_Stated problem:_ Tally the lines of the listing that contain the string "structured". Give the number and nothing else.

(Dataset excerpt)
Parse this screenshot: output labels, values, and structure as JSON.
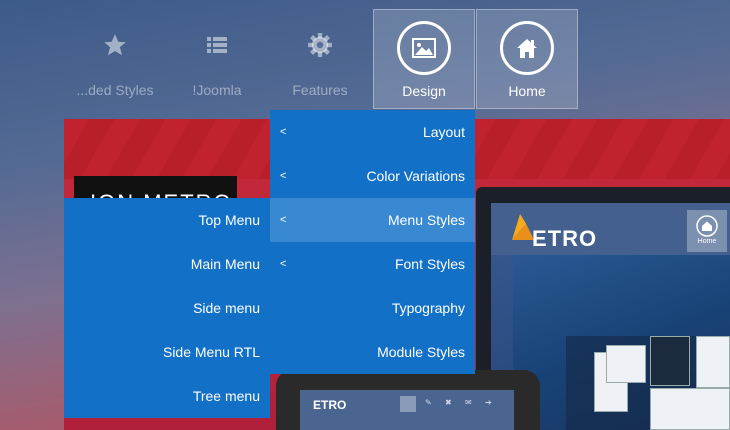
{
  "nav": {
    "items": [
      {
        "label": "...ded Styles",
        "icon": "star-icon"
      },
      {
        "label": "!Joomla",
        "icon": "list-icon"
      },
      {
        "label": "Features",
        "icon": "gear-icon"
      },
      {
        "label": "Design",
        "icon": "image-icon"
      },
      {
        "label": "Home",
        "icon": "home-icon"
      }
    ]
  },
  "hero": {
    "logo_text": "ION METRO"
  },
  "preview": {
    "logo_text": "ETRO",
    "home_label": "Home",
    "tablet_logo": "ETRO"
  },
  "design_menu": {
    "items": [
      {
        "label": "Layout",
        "submenu": true
      },
      {
        "label": "Color Variations",
        "submenu": true
      },
      {
        "label": "Menu Styles",
        "submenu": true,
        "highlighted": true
      },
      {
        "label": "Font Styles",
        "submenu": true
      },
      {
        "label": "Typography",
        "submenu": false
      },
      {
        "label": "Module Styles",
        "submenu": false
      }
    ]
  },
  "menu_styles_submenu": {
    "items": [
      {
        "label": "Top Menu"
      },
      {
        "label": "Main Menu"
      },
      {
        "label": "Side menu"
      },
      {
        "label": "Side Menu RTL"
      },
      {
        "label": "Tree menu"
      }
    ]
  },
  "colors": {
    "menu_bg": "#1270c6",
    "menu_highlight": "#3889d2",
    "hero_red": "#c0232f"
  }
}
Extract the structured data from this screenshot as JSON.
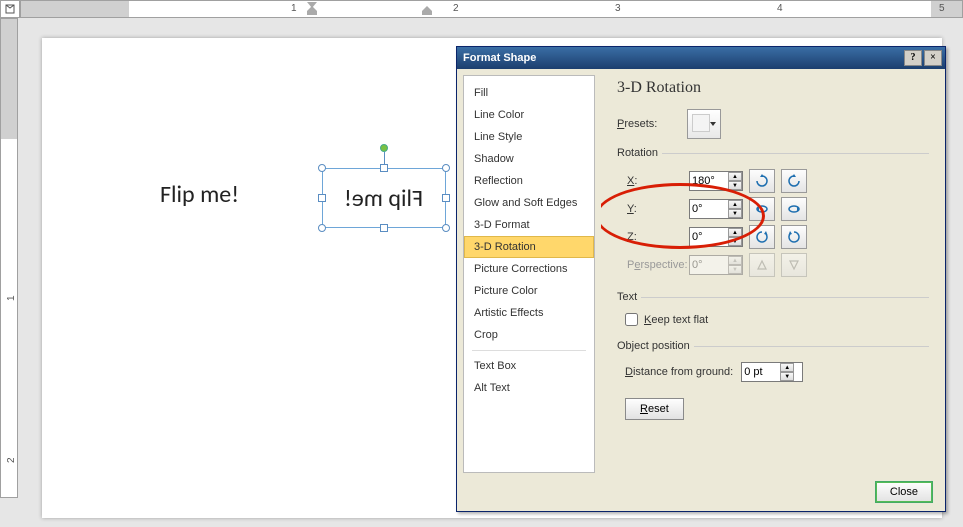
{
  "ruler": {
    "h_numbers": [
      "1",
      "2",
      "3",
      "4",
      "5"
    ],
    "v_numbers": [
      "1",
      "2"
    ]
  },
  "doc": {
    "text_left": "Flip me!",
    "text_box": "Flip me!"
  },
  "dialog": {
    "title": "Format Shape",
    "nav": [
      "Fill",
      "Line Color",
      "Line Style",
      "Shadow",
      "Reflection",
      "Glow and Soft Edges",
      "3-D Format",
      "3-D Rotation",
      "Picture Corrections",
      "Picture Color",
      "Artistic Effects",
      "Crop",
      "Text Box",
      "Alt Text"
    ],
    "nav_selected_index": 7,
    "heading": "3-D Rotation",
    "presets_label": "Presets:",
    "rotation_legend": "Rotation",
    "axes": {
      "x": {
        "label": "X:",
        "value": "180°"
      },
      "y": {
        "label": "Y:",
        "value": "0°"
      },
      "z": {
        "label": "Z:",
        "value": "0°"
      },
      "perspective": {
        "label": "Perspective:",
        "value": "0°"
      }
    },
    "text_legend": "Text",
    "keep_flat_label": "Keep text flat",
    "keep_flat_checked": false,
    "object_pos_legend": "Object position",
    "distance_label": "Distance from ground:",
    "distance_value": "0 pt",
    "reset_label": "Reset",
    "close_label": "Close"
  }
}
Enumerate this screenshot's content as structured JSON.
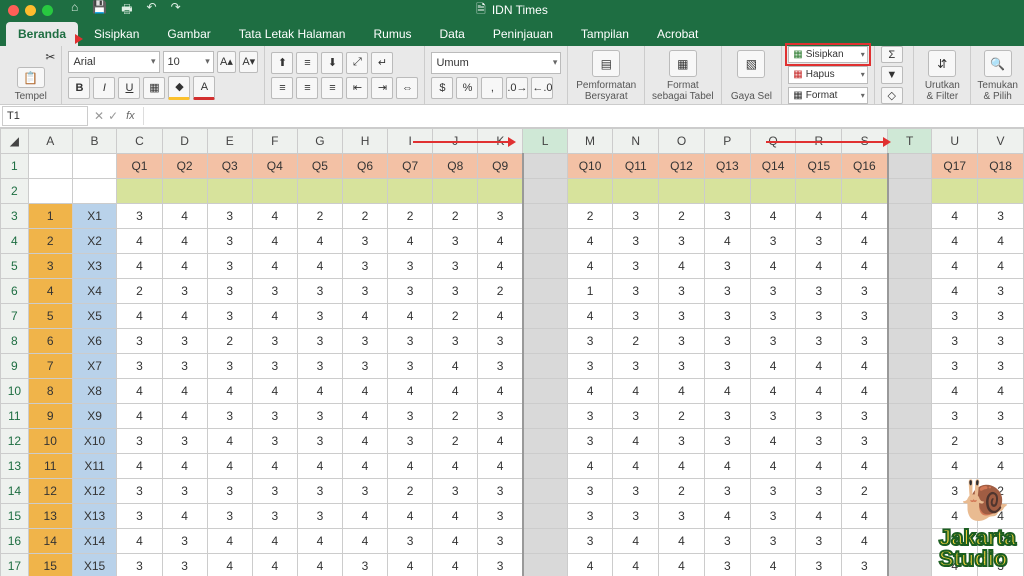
{
  "window": {
    "title": "IDN Times"
  },
  "tabs": [
    "Beranda",
    "Sisipkan",
    "Gambar",
    "Tata Letak Halaman",
    "Rumus",
    "Data",
    "Peninjauan",
    "Tampilan",
    "Acrobat"
  ],
  "ribbon": {
    "paste_label": "Tempel",
    "font_name": "Arial",
    "font_size": "10",
    "number_format": "Umum",
    "cond_fmt": "Pemformatan Bersyarat",
    "as_table": "Format sebagai Tabel",
    "cell_styles": "Gaya Sel",
    "insert": "Sisipkan",
    "delete": "Hapus",
    "format": "Format",
    "sort_filter": "Urutkan & Filter",
    "find": "Temukan & Pilih"
  },
  "namebox": "T1",
  "columns": [
    "A",
    "B",
    "C",
    "D",
    "E",
    "F",
    "G",
    "H",
    "I",
    "J",
    "K",
    "L",
    "M",
    "N",
    "O",
    "P",
    "Q",
    "R",
    "S",
    "T",
    "U",
    "V"
  ],
  "qheaders_left": [
    "Q1",
    "Q2",
    "Q3",
    "Q4",
    "Q5",
    "Q6",
    "Q7",
    "Q8",
    "Q9"
  ],
  "qheaders_mid": [
    "Q10",
    "Q11",
    "Q12",
    "Q13",
    "Q14",
    "Q15",
    "Q16"
  ],
  "qheaders_right": [
    "Q17",
    "Q18"
  ],
  "rows": [
    {
      "n": "1",
      "x": "X1",
      "l": [
        "3",
        "4",
        "3",
        "4",
        "2",
        "2",
        "2",
        "2",
        "3"
      ],
      "m": [
        "2",
        "3",
        "2",
        "3",
        "4",
        "4",
        "4"
      ],
      "r": [
        "4",
        "3"
      ]
    },
    {
      "n": "2",
      "x": "X2",
      "l": [
        "4",
        "4",
        "3",
        "4",
        "4",
        "3",
        "4",
        "3",
        "4"
      ],
      "m": [
        "4",
        "3",
        "3",
        "4",
        "3",
        "3",
        "4"
      ],
      "r": [
        "4",
        "4"
      ]
    },
    {
      "n": "3",
      "x": "X3",
      "l": [
        "4",
        "4",
        "3",
        "4",
        "4",
        "3",
        "3",
        "3",
        "4"
      ],
      "m": [
        "4",
        "3",
        "4",
        "3",
        "4",
        "4",
        "4"
      ],
      "r": [
        "4",
        "4"
      ]
    },
    {
      "n": "4",
      "x": "X4",
      "l": [
        "2",
        "3",
        "3",
        "3",
        "3",
        "3",
        "3",
        "3",
        "2"
      ],
      "m": [
        "1",
        "3",
        "3",
        "3",
        "3",
        "3",
        "3"
      ],
      "r": [
        "4",
        "3"
      ]
    },
    {
      "n": "5",
      "x": "X5",
      "l": [
        "4",
        "4",
        "3",
        "4",
        "3",
        "4",
        "4",
        "2",
        "4"
      ],
      "m": [
        "4",
        "3",
        "3",
        "3",
        "3",
        "3",
        "3"
      ],
      "r": [
        "3",
        "3"
      ]
    },
    {
      "n": "6",
      "x": "X6",
      "l": [
        "3",
        "3",
        "2",
        "3",
        "3",
        "3",
        "3",
        "3",
        "3"
      ],
      "m": [
        "3",
        "2",
        "3",
        "3",
        "3",
        "3",
        "3"
      ],
      "r": [
        "3",
        "3"
      ]
    },
    {
      "n": "7",
      "x": "X7",
      "l": [
        "3",
        "3",
        "3",
        "3",
        "3",
        "3",
        "3",
        "4",
        "3"
      ],
      "m": [
        "3",
        "3",
        "3",
        "3",
        "4",
        "4",
        "4"
      ],
      "r": [
        "3",
        "3"
      ]
    },
    {
      "n": "8",
      "x": "X8",
      "l": [
        "4",
        "4",
        "4",
        "4",
        "4",
        "4",
        "4",
        "4",
        "4"
      ],
      "m": [
        "4",
        "4",
        "4",
        "4",
        "4",
        "4",
        "4"
      ],
      "r": [
        "4",
        "4"
      ]
    },
    {
      "n": "9",
      "x": "X9",
      "l": [
        "4",
        "4",
        "3",
        "3",
        "3",
        "4",
        "3",
        "2",
        "3"
      ],
      "m": [
        "3",
        "3",
        "2",
        "3",
        "3",
        "3",
        "3"
      ],
      "r": [
        "3",
        "3"
      ]
    },
    {
      "n": "10",
      "x": "X10",
      "l": [
        "3",
        "3",
        "4",
        "3",
        "3",
        "4",
        "3",
        "2",
        "4"
      ],
      "m": [
        "3",
        "4",
        "3",
        "3",
        "4",
        "3",
        "3"
      ],
      "r": [
        "2",
        "3"
      ]
    },
    {
      "n": "11",
      "x": "X11",
      "l": [
        "4",
        "4",
        "4",
        "4",
        "4",
        "4",
        "4",
        "4",
        "4"
      ],
      "m": [
        "4",
        "4",
        "4",
        "4",
        "4",
        "4",
        "4"
      ],
      "r": [
        "4",
        "4"
      ]
    },
    {
      "n": "12",
      "x": "X12",
      "l": [
        "3",
        "3",
        "3",
        "3",
        "3",
        "3",
        "2",
        "3",
        "3"
      ],
      "m": [
        "3",
        "3",
        "2",
        "3",
        "3",
        "3",
        "2"
      ],
      "r": [
        "3",
        "2"
      ]
    },
    {
      "n": "13",
      "x": "X13",
      "l": [
        "3",
        "4",
        "3",
        "3",
        "3",
        "4",
        "4",
        "4",
        "3"
      ],
      "m": [
        "3",
        "3",
        "3",
        "4",
        "3",
        "4",
        "4"
      ],
      "r": [
        "4",
        "4"
      ]
    },
    {
      "n": "14",
      "x": "X14",
      "l": [
        "4",
        "3",
        "4",
        "4",
        "4",
        "4",
        "3",
        "4",
        "3"
      ],
      "m": [
        "3",
        "4",
        "4",
        "3",
        "3",
        "3",
        "4"
      ],
      "r": [
        "4",
        "3"
      ]
    },
    {
      "n": "15",
      "x": "X15",
      "l": [
        "3",
        "3",
        "4",
        "4",
        "4",
        "3",
        "4",
        "4",
        "3"
      ],
      "m": [
        "4",
        "4",
        "4",
        "3",
        "4",
        "3",
        "3"
      ],
      "r": [
        "4",
        "3"
      ]
    }
  ],
  "watermark": {
    "l1": "Jakarta",
    "l2": "Studio"
  }
}
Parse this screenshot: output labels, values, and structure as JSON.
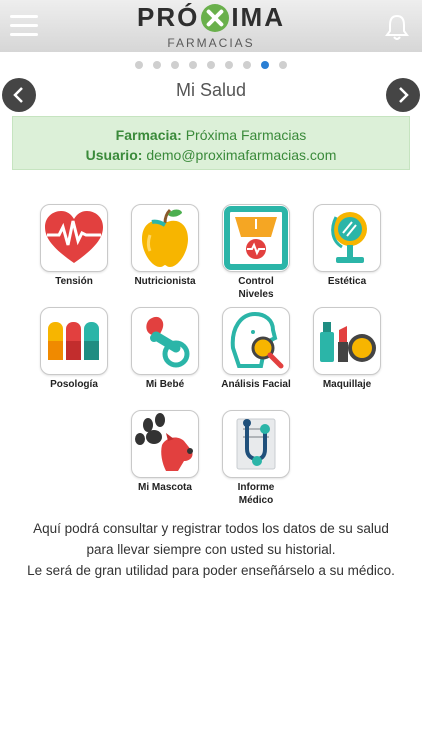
{
  "header": {
    "logo_main_left": "PRÓ",
    "logo_main_right": "IMA",
    "logo_sub": "FARMACIAS"
  },
  "pager": {
    "total": 9,
    "active_index": 7
  },
  "title": "Mi Salud",
  "info": {
    "pharmacy_label": "Farmacia:",
    "pharmacy_value": "Próxima Farmacias",
    "user_label": "Usuario:",
    "user_value": "demo@proximafarmacias.com"
  },
  "tiles": [
    {
      "label": "Tensión",
      "icon": "heart-pressure-icon"
    },
    {
      "label": "Nutricionista",
      "icon": "apple-icon"
    },
    {
      "label": "Control Niveles",
      "icon": "scale-icon"
    },
    {
      "label": "Estética",
      "icon": "mirror-icon"
    },
    {
      "label": "Posología",
      "icon": "pills-icon"
    },
    {
      "label": "Mi Bebé",
      "icon": "pacifier-icon"
    },
    {
      "label": "Análisis Facial",
      "icon": "face-magnifier-icon"
    },
    {
      "label": "Maquillaje",
      "icon": "makeup-icon"
    },
    {
      "label": "Mi Mascota",
      "icon": "pet-icon"
    },
    {
      "label": "Informe Médico",
      "icon": "stethoscope-report-icon"
    }
  ],
  "description": {
    "line1": "Aquí podrá consultar y registrar todos los datos de su salud",
    "line2": "para llevar siempre con usted su historial.",
    "line3": "Le será de gran utilidad para poder enseñárselo a su médico."
  },
  "colors": {
    "header_bg": "#d6d6d6",
    "info_bg": "#dcf0d8",
    "info_text": "#3a8a3a",
    "active_dot": "#2a7fd4",
    "nav_button": "#454545"
  }
}
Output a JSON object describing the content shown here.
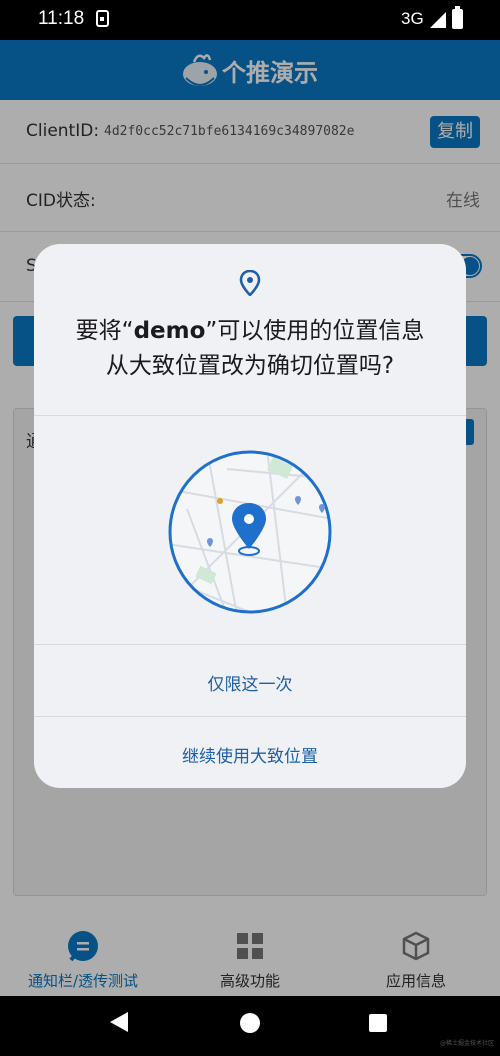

_Exercise solution:_ 2